- REQUIRED ACTIONS -
1. Name every character of the novel who appears by name in the passage about Nuns and Soldiers.
2. From the passage about Nuns and Soldiers, reproduce word for word the stretch from "Nuns and Soldiers" through "fifteen years earlier.".

** PASSAGE PROVIDED follows **

Nuns and Soldiers is a 1980 novel by Iris Murdoch. The setting is England and two of the main characters are Gertrude, a widow, and Anne, an ex-nun.
Plot
Guy Openshaw is 44 years old and on his death bed. Cancer is coming down hard on Guy, and he cannot stand the stream of visitors to his London flat. His wife Gertrude entertains the drop-ins, who were once part of a lively set that came by after work hours for a drink and chat. The visitors all relied on Guy for advice and money, and as he dies the varied people in the novel begin to fray. Gertrude is assisted in looking after Guy by Anne Cavidge, an old friend who has recently left the nunnery she had entered fifteen years earlier.

** End of PASSAGE PROVIDED **
** LISTED RECORDS follows **

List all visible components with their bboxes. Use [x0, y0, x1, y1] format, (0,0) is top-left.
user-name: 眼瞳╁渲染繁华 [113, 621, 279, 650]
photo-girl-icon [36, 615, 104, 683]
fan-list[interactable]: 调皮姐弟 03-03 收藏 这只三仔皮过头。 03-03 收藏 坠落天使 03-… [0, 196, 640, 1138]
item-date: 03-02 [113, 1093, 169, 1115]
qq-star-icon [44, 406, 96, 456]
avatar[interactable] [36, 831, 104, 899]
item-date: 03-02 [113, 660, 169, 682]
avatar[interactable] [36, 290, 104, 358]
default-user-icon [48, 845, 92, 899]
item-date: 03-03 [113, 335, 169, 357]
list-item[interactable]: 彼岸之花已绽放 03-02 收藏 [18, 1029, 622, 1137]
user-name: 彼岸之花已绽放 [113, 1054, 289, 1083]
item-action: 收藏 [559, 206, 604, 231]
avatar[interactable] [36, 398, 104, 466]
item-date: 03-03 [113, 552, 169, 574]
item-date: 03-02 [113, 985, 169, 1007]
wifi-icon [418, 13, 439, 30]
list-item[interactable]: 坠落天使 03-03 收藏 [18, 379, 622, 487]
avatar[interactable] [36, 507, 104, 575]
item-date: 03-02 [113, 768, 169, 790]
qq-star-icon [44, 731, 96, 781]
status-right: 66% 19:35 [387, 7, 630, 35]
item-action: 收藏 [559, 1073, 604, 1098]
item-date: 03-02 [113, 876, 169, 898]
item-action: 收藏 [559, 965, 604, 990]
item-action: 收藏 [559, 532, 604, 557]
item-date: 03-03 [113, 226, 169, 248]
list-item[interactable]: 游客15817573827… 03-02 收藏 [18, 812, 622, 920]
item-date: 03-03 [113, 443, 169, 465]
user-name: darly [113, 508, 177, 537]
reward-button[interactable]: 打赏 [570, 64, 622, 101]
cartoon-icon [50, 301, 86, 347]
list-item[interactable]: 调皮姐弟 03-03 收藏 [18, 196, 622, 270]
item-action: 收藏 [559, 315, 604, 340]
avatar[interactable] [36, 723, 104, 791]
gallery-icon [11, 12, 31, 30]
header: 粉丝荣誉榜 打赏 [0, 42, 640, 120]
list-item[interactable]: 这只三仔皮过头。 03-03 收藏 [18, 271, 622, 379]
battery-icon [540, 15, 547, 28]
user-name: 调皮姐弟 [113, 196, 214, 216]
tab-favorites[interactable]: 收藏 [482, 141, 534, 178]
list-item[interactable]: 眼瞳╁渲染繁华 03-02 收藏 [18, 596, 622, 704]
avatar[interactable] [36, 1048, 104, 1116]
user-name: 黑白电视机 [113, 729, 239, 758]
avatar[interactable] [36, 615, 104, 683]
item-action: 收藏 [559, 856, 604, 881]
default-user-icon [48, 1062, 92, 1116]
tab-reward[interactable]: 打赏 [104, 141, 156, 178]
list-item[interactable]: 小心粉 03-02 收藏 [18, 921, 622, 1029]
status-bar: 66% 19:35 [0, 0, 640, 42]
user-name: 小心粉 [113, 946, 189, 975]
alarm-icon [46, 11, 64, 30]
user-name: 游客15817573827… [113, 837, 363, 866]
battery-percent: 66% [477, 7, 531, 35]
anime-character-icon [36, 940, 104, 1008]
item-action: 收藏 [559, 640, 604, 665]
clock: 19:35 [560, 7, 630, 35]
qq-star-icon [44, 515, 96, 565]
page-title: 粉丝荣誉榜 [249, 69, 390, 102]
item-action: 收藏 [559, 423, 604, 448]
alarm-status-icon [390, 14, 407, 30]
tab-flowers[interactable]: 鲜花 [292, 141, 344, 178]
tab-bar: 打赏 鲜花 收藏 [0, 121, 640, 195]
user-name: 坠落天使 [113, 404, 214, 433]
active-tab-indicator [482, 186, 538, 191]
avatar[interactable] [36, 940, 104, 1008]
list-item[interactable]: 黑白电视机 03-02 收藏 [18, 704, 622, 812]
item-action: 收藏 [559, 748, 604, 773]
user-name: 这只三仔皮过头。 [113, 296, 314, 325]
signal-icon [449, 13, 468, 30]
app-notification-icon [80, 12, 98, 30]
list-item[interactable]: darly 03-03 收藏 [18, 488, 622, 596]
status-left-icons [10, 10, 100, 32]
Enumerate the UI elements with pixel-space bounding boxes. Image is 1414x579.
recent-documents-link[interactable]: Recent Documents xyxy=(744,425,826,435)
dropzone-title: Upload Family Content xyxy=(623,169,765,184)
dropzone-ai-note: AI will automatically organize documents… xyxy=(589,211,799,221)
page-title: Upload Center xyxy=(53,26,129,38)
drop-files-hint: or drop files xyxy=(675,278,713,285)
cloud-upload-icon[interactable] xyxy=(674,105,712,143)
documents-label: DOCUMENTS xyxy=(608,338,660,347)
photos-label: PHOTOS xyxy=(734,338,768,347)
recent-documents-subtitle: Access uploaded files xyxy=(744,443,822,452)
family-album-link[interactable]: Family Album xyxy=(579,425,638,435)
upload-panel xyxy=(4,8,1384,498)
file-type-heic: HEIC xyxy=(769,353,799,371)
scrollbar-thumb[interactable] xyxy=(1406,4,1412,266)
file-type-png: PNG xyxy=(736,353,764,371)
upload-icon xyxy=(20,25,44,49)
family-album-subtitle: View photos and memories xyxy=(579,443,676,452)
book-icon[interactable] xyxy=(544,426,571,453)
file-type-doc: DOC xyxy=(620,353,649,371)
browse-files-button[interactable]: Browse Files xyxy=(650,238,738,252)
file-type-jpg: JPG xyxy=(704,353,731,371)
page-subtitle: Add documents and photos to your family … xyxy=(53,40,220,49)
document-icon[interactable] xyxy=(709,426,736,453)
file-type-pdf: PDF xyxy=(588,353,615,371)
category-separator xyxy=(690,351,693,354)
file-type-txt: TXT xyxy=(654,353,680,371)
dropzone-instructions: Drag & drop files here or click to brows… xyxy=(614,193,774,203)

** End of LISTED RECORDS **

- RESPONSE LIST -
1. Gertrude, Anne Cavidge, and Guy Openshaw.

2.
Nuns and Soldiers is a 1980 novel by Iris Murdoch. The setting is England and two of the main characters are Gertrude, a widow, and Anne, an ex-nun.
Plot
Guy Openshaw is 44 years old and on his death bed. Cancer is coming down hard on Guy, and he cannot stand the stream of visitors to his London flat. His wife Gertrude entertains the drop-ins, who were once part of a lively set that came by after work hours for a drink and chat. The visitors all relied on Guy for advice and money, and as he dies the varied people in the novel begin to fray. Gertrude is assisted in looking after Guy by Anne Cavidge, an old friend who has recently left the nunnery she had entered fifteen years earlier.